# start of Input for this task

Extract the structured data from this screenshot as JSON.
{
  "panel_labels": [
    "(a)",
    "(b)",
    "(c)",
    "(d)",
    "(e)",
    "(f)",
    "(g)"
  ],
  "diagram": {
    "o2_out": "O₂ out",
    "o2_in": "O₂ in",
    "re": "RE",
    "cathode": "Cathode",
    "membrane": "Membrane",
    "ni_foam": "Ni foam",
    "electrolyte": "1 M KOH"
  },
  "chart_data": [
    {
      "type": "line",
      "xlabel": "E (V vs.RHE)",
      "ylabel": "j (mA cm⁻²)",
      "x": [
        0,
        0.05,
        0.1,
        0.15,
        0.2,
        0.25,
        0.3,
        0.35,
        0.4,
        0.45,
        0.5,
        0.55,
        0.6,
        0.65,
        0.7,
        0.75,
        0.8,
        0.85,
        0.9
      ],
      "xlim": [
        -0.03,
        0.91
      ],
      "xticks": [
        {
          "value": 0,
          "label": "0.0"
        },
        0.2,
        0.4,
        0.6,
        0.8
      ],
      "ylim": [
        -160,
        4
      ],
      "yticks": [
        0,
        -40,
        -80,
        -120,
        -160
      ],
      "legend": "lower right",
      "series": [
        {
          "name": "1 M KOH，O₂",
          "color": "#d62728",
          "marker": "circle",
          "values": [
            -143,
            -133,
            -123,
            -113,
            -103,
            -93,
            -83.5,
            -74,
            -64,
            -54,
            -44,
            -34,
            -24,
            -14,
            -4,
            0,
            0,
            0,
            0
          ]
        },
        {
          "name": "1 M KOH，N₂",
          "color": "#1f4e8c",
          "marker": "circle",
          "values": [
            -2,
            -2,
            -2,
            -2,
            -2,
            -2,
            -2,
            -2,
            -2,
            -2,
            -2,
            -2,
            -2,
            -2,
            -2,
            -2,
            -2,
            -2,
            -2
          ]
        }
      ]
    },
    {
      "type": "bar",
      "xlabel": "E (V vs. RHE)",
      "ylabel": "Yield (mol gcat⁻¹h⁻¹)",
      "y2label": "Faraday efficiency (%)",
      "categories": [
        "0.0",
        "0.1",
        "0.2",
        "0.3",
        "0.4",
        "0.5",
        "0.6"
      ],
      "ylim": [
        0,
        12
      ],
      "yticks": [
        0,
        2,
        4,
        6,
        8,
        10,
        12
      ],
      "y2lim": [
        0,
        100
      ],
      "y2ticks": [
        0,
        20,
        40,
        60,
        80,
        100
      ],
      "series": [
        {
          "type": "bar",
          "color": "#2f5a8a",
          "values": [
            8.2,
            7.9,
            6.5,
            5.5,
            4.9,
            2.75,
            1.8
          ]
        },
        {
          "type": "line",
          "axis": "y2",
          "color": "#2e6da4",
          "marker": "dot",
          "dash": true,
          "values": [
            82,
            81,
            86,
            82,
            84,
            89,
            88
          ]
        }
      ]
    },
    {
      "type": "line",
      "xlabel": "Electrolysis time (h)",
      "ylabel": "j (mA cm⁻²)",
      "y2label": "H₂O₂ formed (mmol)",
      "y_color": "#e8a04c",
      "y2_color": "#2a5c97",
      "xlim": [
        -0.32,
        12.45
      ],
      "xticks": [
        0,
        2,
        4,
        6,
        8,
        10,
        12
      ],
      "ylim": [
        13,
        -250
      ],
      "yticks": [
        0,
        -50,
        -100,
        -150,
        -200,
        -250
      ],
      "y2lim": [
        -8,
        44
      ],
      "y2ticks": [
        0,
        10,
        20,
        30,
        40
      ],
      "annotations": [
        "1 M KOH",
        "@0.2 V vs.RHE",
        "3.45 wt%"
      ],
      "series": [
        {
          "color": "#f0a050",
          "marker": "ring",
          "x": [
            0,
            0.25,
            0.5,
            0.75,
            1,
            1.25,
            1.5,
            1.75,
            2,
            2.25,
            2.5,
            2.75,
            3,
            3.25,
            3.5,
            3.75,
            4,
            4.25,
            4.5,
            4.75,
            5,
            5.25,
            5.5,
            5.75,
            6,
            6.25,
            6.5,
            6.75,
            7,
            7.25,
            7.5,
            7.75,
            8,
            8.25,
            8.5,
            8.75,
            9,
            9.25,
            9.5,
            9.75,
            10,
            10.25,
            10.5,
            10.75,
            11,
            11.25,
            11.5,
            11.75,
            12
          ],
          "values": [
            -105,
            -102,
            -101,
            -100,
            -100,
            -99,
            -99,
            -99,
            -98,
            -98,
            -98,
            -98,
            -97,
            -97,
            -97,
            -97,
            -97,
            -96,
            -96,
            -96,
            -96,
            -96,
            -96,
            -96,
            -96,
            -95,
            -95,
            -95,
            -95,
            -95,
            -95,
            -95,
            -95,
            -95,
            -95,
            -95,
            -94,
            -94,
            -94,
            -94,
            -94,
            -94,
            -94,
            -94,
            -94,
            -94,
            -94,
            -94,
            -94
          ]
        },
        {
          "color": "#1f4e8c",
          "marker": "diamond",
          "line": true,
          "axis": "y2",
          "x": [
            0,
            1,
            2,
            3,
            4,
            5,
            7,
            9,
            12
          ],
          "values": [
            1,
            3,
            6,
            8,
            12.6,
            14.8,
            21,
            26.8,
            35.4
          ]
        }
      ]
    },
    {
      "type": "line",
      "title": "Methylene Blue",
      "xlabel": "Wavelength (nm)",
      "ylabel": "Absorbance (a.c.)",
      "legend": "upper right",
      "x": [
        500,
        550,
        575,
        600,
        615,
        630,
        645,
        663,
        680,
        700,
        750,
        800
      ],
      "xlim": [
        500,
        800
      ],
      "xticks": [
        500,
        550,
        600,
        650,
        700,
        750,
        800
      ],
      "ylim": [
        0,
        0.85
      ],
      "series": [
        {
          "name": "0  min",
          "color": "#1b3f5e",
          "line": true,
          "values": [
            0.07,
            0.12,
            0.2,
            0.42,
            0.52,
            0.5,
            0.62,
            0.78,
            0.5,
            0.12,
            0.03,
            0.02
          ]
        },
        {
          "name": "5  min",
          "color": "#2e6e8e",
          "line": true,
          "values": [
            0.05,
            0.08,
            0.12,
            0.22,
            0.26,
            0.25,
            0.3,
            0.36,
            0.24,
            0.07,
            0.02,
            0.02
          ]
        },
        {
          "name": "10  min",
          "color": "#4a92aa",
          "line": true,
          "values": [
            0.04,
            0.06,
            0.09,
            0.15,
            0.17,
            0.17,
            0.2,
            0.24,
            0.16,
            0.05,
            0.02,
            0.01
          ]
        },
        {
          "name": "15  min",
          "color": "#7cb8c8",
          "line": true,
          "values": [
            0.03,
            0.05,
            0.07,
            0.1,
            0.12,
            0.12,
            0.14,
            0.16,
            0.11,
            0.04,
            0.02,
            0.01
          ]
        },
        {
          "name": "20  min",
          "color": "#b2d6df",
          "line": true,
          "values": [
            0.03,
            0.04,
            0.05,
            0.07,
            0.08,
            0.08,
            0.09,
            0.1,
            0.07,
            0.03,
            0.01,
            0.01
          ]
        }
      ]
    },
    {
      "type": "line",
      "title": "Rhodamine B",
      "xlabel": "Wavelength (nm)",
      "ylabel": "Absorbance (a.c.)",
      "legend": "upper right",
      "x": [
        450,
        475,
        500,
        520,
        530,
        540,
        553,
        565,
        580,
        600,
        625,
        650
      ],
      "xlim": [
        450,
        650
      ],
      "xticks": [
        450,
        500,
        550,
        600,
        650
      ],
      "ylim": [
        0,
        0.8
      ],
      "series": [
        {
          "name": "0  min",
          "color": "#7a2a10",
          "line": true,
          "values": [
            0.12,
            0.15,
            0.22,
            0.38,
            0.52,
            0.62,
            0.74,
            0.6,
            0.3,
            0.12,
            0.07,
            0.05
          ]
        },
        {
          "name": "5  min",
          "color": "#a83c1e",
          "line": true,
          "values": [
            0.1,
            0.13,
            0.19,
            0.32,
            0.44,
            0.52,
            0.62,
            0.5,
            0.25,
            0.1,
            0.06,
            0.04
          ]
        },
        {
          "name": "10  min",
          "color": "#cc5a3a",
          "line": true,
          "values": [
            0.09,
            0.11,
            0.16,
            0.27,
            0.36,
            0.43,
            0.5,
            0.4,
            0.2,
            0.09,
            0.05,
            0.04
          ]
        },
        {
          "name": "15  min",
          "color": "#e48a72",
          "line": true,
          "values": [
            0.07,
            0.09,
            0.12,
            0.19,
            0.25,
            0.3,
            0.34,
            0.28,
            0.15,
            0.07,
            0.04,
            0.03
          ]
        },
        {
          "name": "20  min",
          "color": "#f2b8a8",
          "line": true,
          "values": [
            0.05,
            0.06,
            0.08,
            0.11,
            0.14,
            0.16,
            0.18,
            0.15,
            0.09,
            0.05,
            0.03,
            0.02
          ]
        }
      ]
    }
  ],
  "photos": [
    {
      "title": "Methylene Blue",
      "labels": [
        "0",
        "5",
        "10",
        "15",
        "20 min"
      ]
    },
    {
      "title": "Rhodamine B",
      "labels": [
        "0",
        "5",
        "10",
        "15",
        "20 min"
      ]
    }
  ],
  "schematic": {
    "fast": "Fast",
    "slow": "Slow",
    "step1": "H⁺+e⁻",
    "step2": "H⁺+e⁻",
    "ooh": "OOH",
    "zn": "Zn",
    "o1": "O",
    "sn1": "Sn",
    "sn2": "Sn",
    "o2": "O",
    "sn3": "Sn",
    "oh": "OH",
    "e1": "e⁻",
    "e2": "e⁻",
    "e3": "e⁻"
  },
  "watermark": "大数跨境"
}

# end of Input for this task

-- Aim of the exercise --
Only lines with the string "marker" belong in your answer; copy each one.

-- Finished exercise --
          "marker": "circle",
          "marker": "circle",
          "marker": "dot",
          "marker": "ring",
          "marker": "diamond",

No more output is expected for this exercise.